* Exercise instructions
Return every entry exactly.

* Dataset excerpts
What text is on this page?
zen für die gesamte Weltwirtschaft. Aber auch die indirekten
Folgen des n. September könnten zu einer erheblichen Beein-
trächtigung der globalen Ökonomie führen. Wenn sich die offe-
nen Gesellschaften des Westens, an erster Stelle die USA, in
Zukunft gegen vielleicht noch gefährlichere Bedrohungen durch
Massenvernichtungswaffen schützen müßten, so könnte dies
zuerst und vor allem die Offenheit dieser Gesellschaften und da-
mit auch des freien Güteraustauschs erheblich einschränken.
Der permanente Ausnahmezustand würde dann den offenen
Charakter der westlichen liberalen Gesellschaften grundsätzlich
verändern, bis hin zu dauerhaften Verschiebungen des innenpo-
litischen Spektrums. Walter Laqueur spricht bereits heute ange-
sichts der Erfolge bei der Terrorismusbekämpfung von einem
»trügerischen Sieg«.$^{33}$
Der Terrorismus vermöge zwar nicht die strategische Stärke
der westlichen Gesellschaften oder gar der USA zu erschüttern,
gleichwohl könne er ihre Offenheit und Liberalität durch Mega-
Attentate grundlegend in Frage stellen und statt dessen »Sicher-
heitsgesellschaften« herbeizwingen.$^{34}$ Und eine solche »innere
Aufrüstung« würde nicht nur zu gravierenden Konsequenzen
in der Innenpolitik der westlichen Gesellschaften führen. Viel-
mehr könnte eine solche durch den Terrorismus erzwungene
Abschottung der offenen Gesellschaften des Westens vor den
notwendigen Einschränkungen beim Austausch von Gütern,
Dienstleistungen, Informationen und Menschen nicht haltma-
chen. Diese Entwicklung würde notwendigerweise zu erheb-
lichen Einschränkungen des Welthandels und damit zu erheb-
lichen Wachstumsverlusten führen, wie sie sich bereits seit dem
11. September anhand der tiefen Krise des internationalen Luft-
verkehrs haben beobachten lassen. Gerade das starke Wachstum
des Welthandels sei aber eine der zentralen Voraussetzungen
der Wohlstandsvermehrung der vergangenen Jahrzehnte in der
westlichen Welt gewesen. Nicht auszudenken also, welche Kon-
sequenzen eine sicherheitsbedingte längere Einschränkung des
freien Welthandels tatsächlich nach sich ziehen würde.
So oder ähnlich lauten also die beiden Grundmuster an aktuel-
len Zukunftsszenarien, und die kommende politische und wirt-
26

* The answer
What text is on this page?
zen für die gesamte Weltwirtschaft. Aber auch die indirekten
Folgen des n. September könnten zu einer erheblichen Beein-
trächtigung der globalen Ökonomie führen. Wenn sich die offe-
nen Gesellschaften des Westens, an erster Stelle die USA, in
Zukunft gegen vielleicht noch gefährlichere Bedrohungen durch
Massenvernichtungswaffen schützen müßten, so könnte dies
zuerst und vor allem die Offenheit dieser Gesellschaften und da-
mit auch des freien Güteraustauschs erheblich einschränken.
Der permanente Ausnahmezustand würde dann den offenen
Charakter der westlichen liberalen Gesellschaften grundsätzlich
verändern, bis hin zu dauerhaften Verschiebungen des innenpo-
litischen Spektrums. Walter Laqueur spricht bereits heute ange-
sichts der Erfolge bei der Terrorismusbekämpfung von einem
»trügerischen Sieg«.$^{33}$
Der Terrorismus vermöge zwar nicht die strategische Stärke
der westlichen Gesellschaften oder gar der USA zu erschüttern,
gleichwohl könne er ihre Offenheit und Liberalität durch Mega-
Attentate grundlegend in Frage stellen und statt dessen »Sicher-
heitsgesellschaften« herbeizwingen.$^{34}$ Und eine solche »innere
Aufrüstung« würde nicht nur zu gravierenden Konsequenzen
in der Innenpolitik der westlichen Gesellschaften führen. Viel-
mehr könnte eine solche durch den Terrorismus erzwungene
Abschottung der offenen Gesellschaften des Westens vor den
notwendigen Einschränkungen beim Austausch von Gütern,
Dienstleistungen, Informationen und Menschen nicht haltma-
chen. Diese Entwicklung würde notwendigerweise zu erheb-
lichen Einschränkungen des Welthandels und damit zu erheb-
lichen Wachstumsverlusten führen, wie sie sich bereits seit dem
11. September anhand der tiefen Krise des internationalen Luft-
verkehrs haben beobachten lassen. Gerade das starke Wachstum
des Welthandels sei aber eine der zentralen Voraussetzungen
der Wohlstandsvermehrung der vergangenen Jahrzehnte in der
westlichen Welt gewesen. Nicht auszudenken also, welche Kon-
sequenzen eine sicherheitsbedingte längere Einschränkung des
freien Welthandels tatsächlich nach sich ziehen würde.
So oder ähnlich lauten also die beiden Grundmuster an aktuel-
len Zukunftsszenarien, und die kommende politische und wirt-
26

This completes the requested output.